Excerpt –
______
Every writer struggles at some point with transitions: how to move from one moment in time or idea to another moment. If the piece spans many years, these transitions become even more important because the writer is clumping together time: a moment here, a moment there, some context here. The transitions between these clumps can be simple (“And then…”), but how do you make them simple and also keeps the reader hooked?
Victor Giannini demonstrates how to use transitions in this beautiful essay about his father’s struggles with PTSD after serving in Vietnam. “His Room’s a Jungle” was published at Narratively, where you can read it now.
How the Story Works
There are hundreds of ways to transition from one moment in time to another, but in almost all of them, the transition works like a chain link: the transitional phrase touches upon a phrase or idea that precedes it and also a phrase or idea that follows it.
______
Set of tasks –
1) Write out the stretch of the passage on transitions from "How the Story" through "that follows it.".
2) According to the passage on transitions, where was "His Room's a Jungle" published?
3) List every proper name in the passage on transitions, counting the names of people, places, publications, and titled works.
The lines after this point play no part in the work.

Dataset content –
______
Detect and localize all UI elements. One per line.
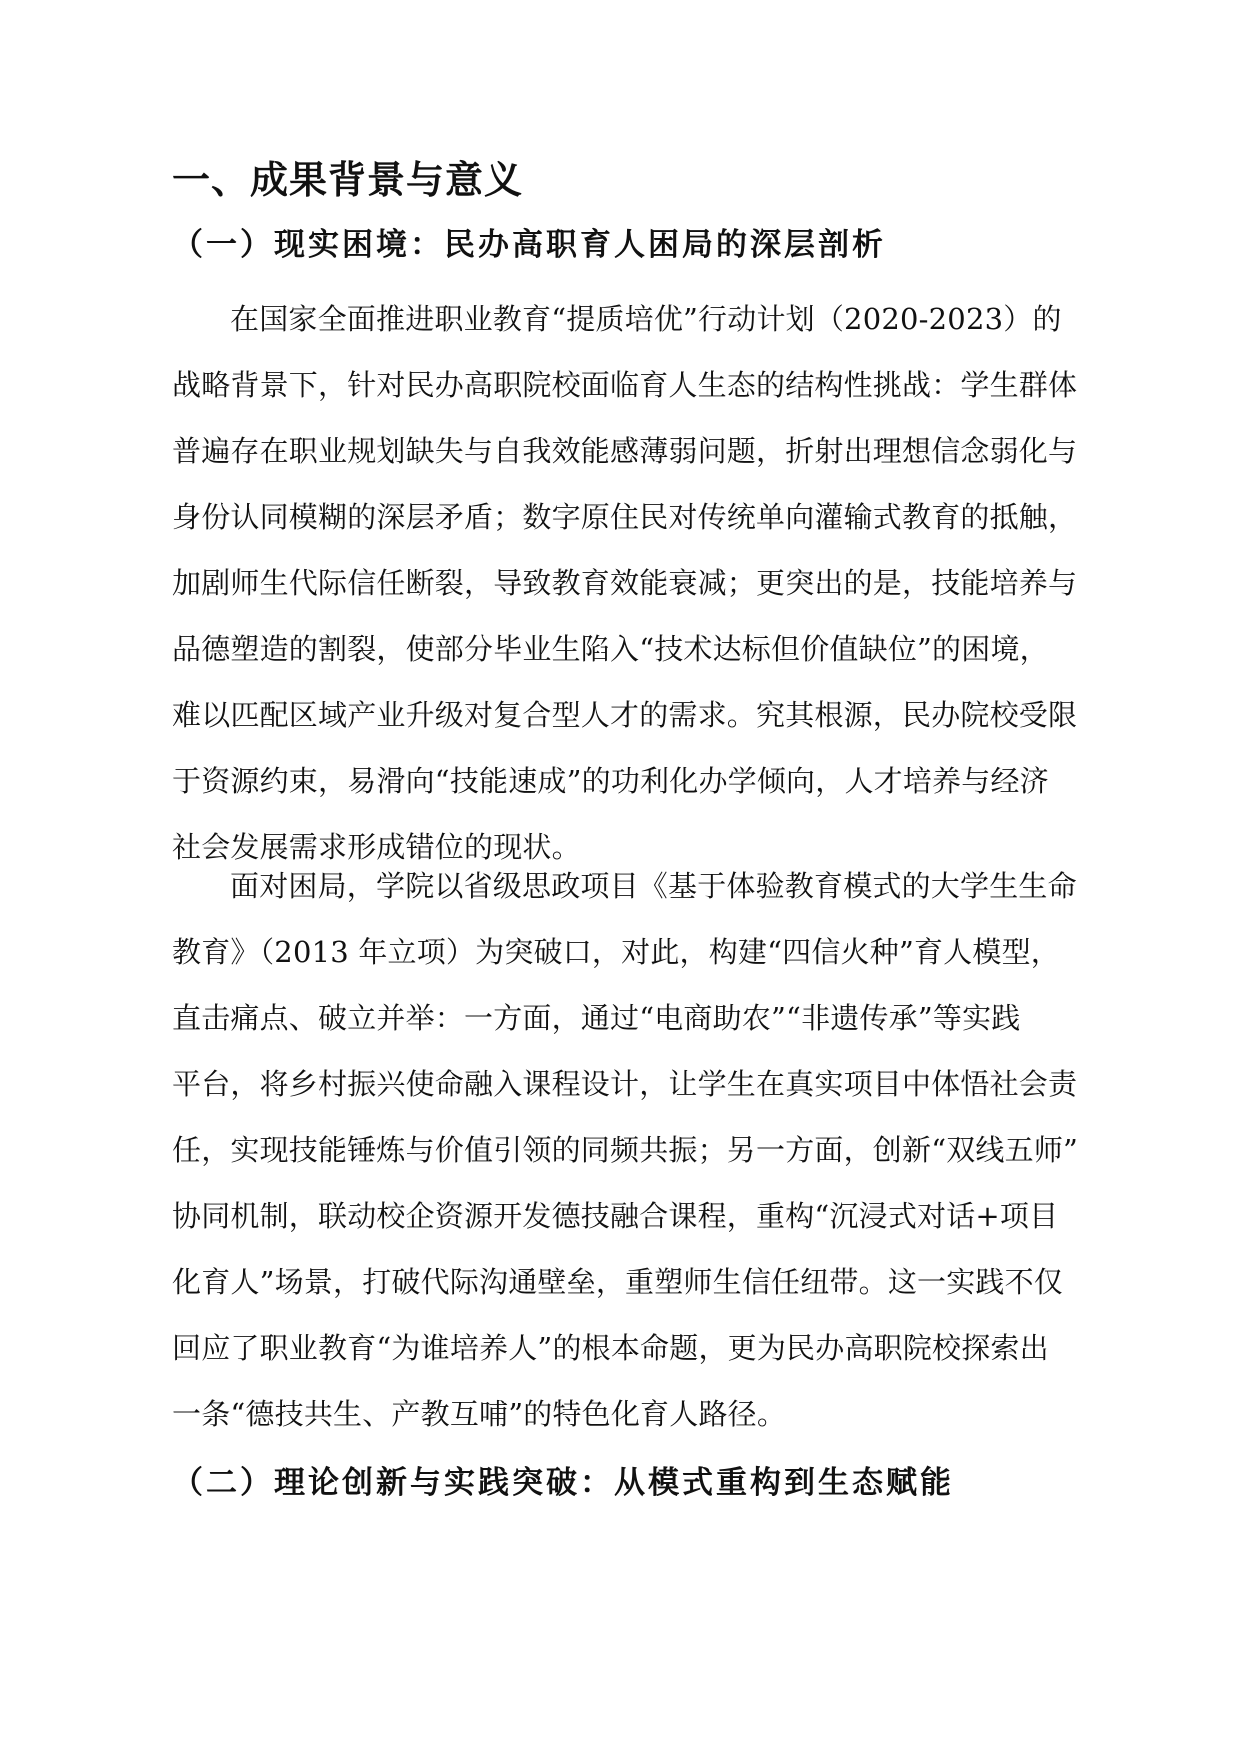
______
Answer set –
1)
How the Story Works
There are hundreds of ways to transition from one moment in time to another, but in almost all of them, the transition works like a chain link: the transitional phrase touches upon a phrase or idea that precedes it and also a phrase or idea that follows it.

2) It was published at Narratively.

3) Victor Giannini, Vietnam, "His Room's a Jungle", Narratively